- **Input material**:
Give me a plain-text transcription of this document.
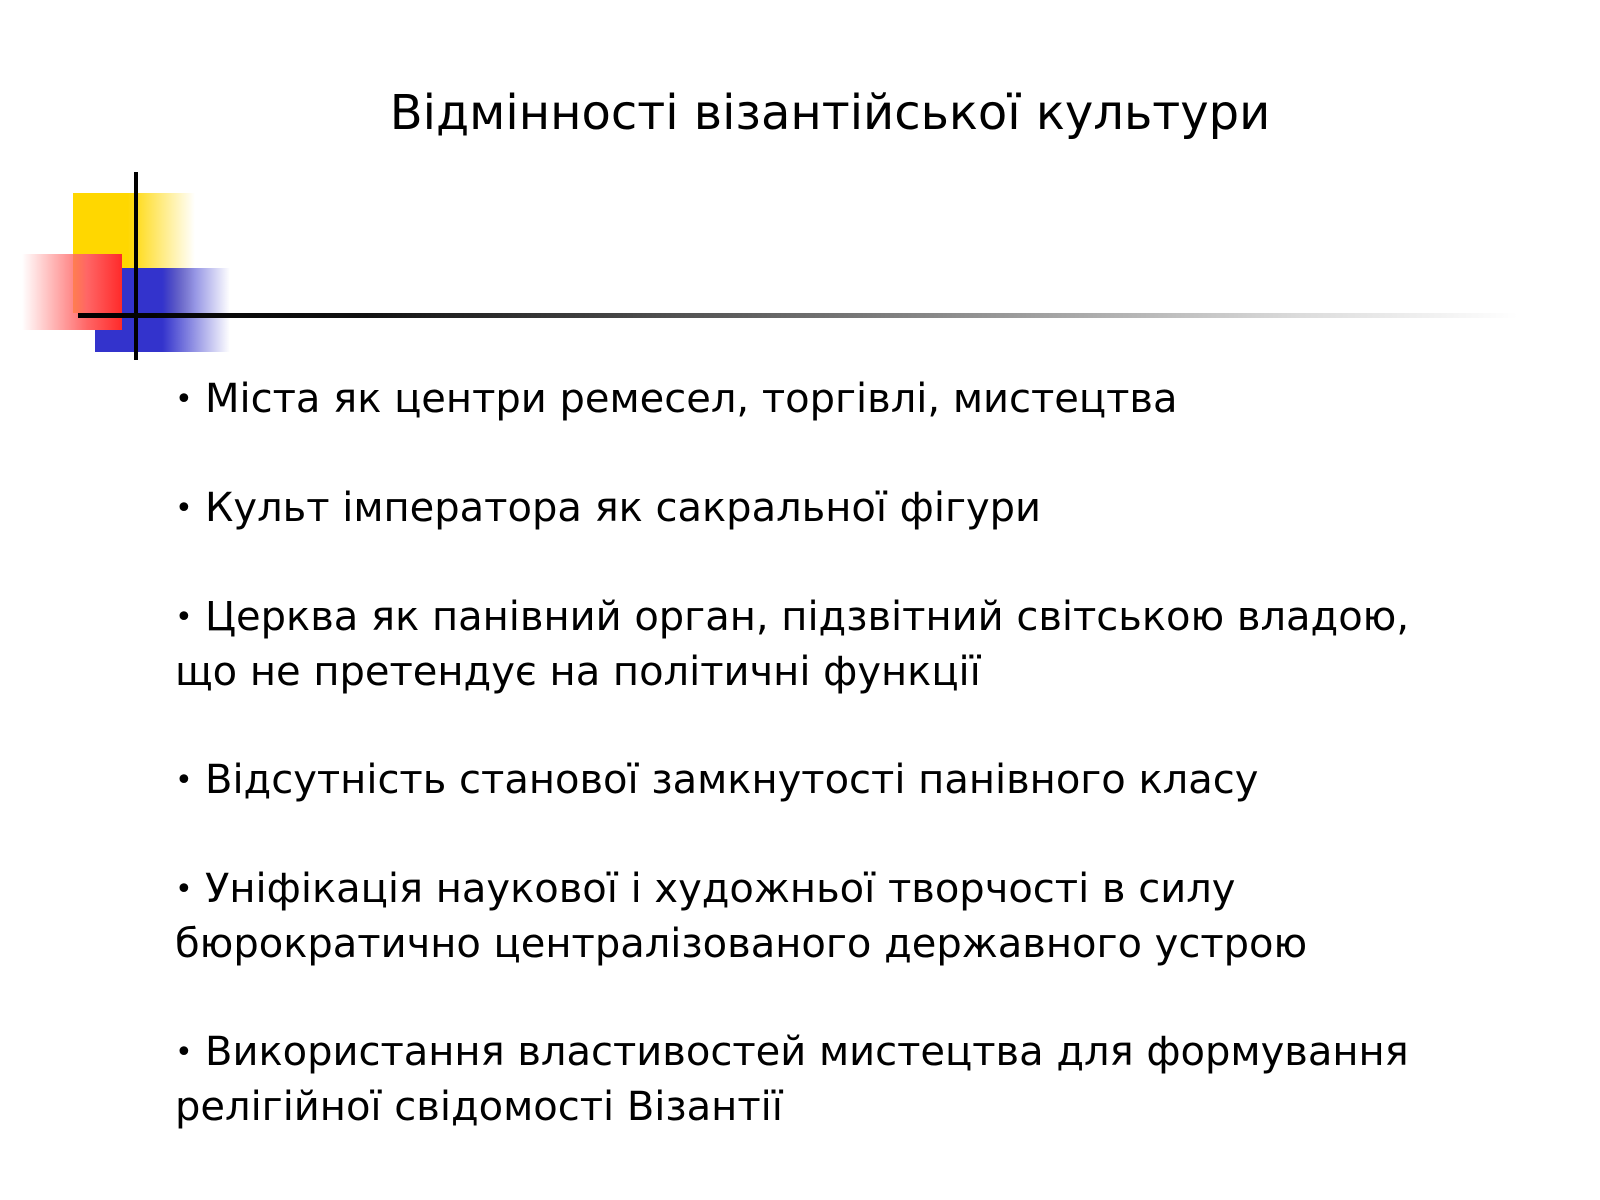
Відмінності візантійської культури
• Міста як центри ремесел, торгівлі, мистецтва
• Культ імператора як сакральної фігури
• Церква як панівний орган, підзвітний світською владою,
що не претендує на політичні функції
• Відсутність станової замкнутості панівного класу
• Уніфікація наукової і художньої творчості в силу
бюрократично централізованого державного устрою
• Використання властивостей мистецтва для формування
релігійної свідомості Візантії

- **Given instruction**:
Give the number of lines in the records above that contain the word "мистецтва". Reply with that number alone.

- **Expected output**:
2